Dataset excerpts

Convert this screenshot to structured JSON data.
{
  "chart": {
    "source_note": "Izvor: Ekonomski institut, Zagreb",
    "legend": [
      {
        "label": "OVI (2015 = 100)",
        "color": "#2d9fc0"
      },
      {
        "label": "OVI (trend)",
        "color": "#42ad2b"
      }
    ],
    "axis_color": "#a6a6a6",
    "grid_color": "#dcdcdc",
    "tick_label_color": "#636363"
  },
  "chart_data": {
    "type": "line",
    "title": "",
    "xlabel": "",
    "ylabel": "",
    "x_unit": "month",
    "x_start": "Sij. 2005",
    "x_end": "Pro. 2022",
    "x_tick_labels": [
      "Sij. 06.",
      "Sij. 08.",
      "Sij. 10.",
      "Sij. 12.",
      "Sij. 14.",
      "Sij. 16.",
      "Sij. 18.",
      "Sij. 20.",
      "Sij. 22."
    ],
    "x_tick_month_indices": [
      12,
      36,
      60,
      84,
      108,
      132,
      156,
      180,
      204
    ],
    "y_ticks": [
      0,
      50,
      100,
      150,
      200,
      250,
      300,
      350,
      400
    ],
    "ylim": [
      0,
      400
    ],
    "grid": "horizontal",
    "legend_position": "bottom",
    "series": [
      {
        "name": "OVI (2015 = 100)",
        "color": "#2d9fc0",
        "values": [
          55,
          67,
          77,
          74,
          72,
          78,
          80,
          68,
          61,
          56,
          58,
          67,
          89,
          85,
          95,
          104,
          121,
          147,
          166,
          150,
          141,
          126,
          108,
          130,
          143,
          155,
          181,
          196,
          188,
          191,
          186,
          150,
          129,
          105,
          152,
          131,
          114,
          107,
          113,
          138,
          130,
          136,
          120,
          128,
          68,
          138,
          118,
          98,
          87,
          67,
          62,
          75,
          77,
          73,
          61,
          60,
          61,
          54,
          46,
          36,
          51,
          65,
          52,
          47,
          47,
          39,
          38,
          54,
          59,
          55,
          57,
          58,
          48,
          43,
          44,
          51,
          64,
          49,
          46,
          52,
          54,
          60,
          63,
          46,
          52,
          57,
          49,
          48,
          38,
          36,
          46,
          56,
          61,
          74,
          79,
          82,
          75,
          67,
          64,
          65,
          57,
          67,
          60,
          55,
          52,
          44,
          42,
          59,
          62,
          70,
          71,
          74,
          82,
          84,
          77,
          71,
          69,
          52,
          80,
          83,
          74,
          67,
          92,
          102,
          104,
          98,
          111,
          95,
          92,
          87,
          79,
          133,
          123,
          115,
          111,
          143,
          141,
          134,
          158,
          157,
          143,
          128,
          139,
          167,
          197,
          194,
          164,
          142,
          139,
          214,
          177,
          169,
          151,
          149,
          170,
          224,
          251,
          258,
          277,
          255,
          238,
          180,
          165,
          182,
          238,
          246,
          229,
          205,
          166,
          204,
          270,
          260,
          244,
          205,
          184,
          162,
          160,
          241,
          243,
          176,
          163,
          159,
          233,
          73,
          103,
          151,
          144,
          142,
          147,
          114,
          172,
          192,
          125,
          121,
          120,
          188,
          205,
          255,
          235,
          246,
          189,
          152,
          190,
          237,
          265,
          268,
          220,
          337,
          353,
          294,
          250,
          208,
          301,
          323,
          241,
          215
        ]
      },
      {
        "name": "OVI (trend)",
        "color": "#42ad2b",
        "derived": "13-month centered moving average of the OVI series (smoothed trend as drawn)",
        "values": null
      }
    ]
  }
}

Exercise instructions
Every record should be repeated exactly; please leave none out.

Response to the task
Convert this screenshot to structured JSON data.
{
  "chart": {
    "source_note": "Izvor: Ekonomski institut, Zagreb",
    "legend": [
      {
        "label": "OVI (2015 = 100)",
        "color": "#2d9fc0"
      },
      {
        "label": "OVI (trend)",
        "color": "#42ad2b"
      }
    ],
    "axis_color": "#a6a6a6",
    "grid_color": "#dcdcdc",
    "tick_label_color": "#636363"
  },
  "chart_data": {
    "type": "line",
    "title": "",
    "xlabel": "",
    "ylabel": "",
    "x_unit": "month",
    "x_start": "Sij. 2005",
    "x_end": "Pro. 2022",
    "x_tick_labels": [
      "Sij. 06.",
      "Sij. 08.",
      "Sij. 10.",
      "Sij. 12.",
      "Sij. 14.",
      "Sij. 16.",
      "Sij. 18.",
      "Sij. 20.",
      "Sij. 22."
    ],
    "x_tick_month_indices": [
      12,
      36,
      60,
      84,
      108,
      132,
      156,
      180,
      204
    ],
    "y_ticks": [
      0,
      50,
      100,
      150,
      200,
      250,
      300,
      350,
      400
    ],
    "ylim": [
      0,
      400
    ],
    "grid": "horizontal",
    "legend_position": "bottom",
    "series": [
      {
        "name": "OVI (2015 = 100)",
        "color": "#2d9fc0",
        "values": [
          55,
          67,
          77,
          74,
          72,
          78,
          80,
          68,
          61,
          56,
          58,
          67,
          89,
          85,
          95,
          104,
          121,
          147,
          166,
          150,
          141,
          126,
          108,
          130,
          143,
          155,
          181,
          196,
          188,
          191,
          186,
          150,
          129,
          105,
          152,
          131,
          114,
          107,
          113,
          138,
          130,
          136,
          120,
          128,
          68,
          138,
          118,
          98,
          87,
          67,
          62,
          75,
          77,
          73,
          61,
          60,
          61,
          54,
          46,
          36,
          51,
          65,
          52,
          47,
          47,
          39,
          38,
          54,
          59,
          55,
          57,
          58,
          48,
          43,
          44,
          51,
          64,
          49,
          46,
          52,
          54,
          60,
          63,
          46,
          52,
          57,
          49,
          48,
          38,
          36,
          46,
          56,
          61,
          74,
          79,
          82,
          75,
          67,
          64,
          65,
          57,
          67,
          60,
          55,
          52,
          44,
          42,
          59,
          62,
          70,
          71,
          74,
          82,
          84,
          77,
          71,
          69,
          52,
          80,
          83,
          74,
          67,
          92,
          102,
          104,
          98,
          111,
          95,
          92,
          87,
          79,
          133,
          123,
          115,
          111,
          143,
          141,
          134,
          158,
          157,
          143,
          128,
          139,
          167,
          197,
          194,
          164,
          142,
          139,
          214,
          177,
          169,
          151,
          149,
          170,
          224,
          251,
          258,
          277,
          255,
          238,
          180,
          165,
          182,
          238,
          246,
          229,
          205,
          166,
          204,
          270,
          260,
          244,
          205,
          184,
          162,
          160,
          241,
          243,
          176,
          163,
          159,
          233,
          73,
          103,
          151,
          144,
          142,
          147,
          114,
          172,
          192,
          125,
          121,
          120,
          188,
          205,
          255,
          235,
          246,
          189,
          152,
          190,
          237,
          265,
          268,
          220,
          337,
          353,
          294,
          250,
          208,
          301,
          323,
          241,
          215
        ]
      },
      {
        "name": "OVI (trend)",
        "color": "#42ad2b",
        "derived": "13-month centered moving average of the OVI series (smoothed trend as drawn)",
        "values": null
      }
    ]
  }
}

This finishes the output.